Stored items
'''
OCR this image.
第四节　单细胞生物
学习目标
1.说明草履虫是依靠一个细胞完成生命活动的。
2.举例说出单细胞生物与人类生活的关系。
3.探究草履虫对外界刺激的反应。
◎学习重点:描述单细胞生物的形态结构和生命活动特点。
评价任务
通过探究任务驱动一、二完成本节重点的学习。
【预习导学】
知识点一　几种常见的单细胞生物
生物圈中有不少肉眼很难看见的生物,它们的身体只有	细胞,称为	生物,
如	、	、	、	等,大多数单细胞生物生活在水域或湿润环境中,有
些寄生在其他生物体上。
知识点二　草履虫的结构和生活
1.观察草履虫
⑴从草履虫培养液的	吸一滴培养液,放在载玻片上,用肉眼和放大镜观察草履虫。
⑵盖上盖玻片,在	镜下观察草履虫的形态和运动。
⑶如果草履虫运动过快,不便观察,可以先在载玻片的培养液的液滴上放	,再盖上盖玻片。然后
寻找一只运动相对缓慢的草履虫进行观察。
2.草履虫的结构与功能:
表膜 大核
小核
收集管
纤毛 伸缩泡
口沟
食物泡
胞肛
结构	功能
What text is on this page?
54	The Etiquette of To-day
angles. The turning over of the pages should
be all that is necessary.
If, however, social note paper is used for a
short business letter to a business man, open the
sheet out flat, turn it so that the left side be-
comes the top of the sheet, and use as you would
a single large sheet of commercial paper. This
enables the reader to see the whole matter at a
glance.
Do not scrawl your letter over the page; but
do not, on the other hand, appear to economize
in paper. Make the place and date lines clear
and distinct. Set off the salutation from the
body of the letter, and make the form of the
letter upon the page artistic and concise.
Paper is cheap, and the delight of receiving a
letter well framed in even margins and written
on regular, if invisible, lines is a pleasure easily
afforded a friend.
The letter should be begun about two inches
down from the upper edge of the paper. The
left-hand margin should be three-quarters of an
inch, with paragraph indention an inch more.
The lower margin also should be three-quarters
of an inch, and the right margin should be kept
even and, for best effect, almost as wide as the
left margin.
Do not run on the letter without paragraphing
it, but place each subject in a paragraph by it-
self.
'''
Every entry should be printed again exactly as written.

OCR this image.
第四节　单细胞生物
学习目标
1.说明草履虫是依靠一个细胞完成生命活动的。
2.举例说出单细胞生物与人类生活的关系。
3.探究草履虫对外界刺激的反应。
◎学习重点:描述单细胞生物的形态结构和生命活动特点。
评价任务
通过探究任务驱动一、二完成本节重点的学习。
【预习导学】
知识点一　几种常见的单细胞生物
生物圈中有不少肉眼很难看见的生物,它们的身体只有	细胞,称为	生物,
如	、	、	、	等,大多数单细胞生物生活在水域或湿润环境中,有
些寄生在其他生物体上。
知识点二　草履虫的结构和生活
1.观察草履虫
⑴从草履虫培养液的	吸一滴培养液,放在载玻片上,用肉眼和放大镜观察草履虫。
⑵盖上盖玻片,在	镜下观察草履虫的形态和运动。
⑶如果草履虫运动过快,不便观察,可以先在载玻片的培养液的液滴上放	,再盖上盖玻片。然后
寻找一只运动相对缓慢的草履虫进行观察。
2.草履虫的结构与功能:
表膜 大核
小核
收集管
纤毛 伸缩泡
口沟
食物泡
胞肛
结构	功能
What text is on this page?
54	The Etiquette of To-day
angles. The turning over of the pages should
be all that is necessary.
If, however, social note paper is used for a
short business letter to a business man, open the
sheet out flat, turn it so that the left side be-
comes the top of the sheet, and use as you would
a single large sheet of commercial paper. This
enables the reader to see the whole matter at a
glance.
Do not scrawl your letter over the page; but
do not, on the other hand, appear to economize
in paper. Make the place and date lines clear
and distinct. Set off the salutation from the
body of the letter, and make the form of the
letter upon the page artistic and concise.
Paper is cheap, and the delight of receiving a
letter well framed in even margins and written
on regular, if invisible, lines is a pleasure easily
afforded a friend.
The letter should be begun about two inches
down from the upper edge of the paper. The
left-hand margin should be three-quarters of an
inch, with paragraph indention an inch more.
The lower margin also should be three-quarters
of an inch, and the right margin should be kept
even and, for best effect, almost as wide as the
left margin.
Do not run on the letter without paragraphing
it, but place each subject in a paragraph by it-
self.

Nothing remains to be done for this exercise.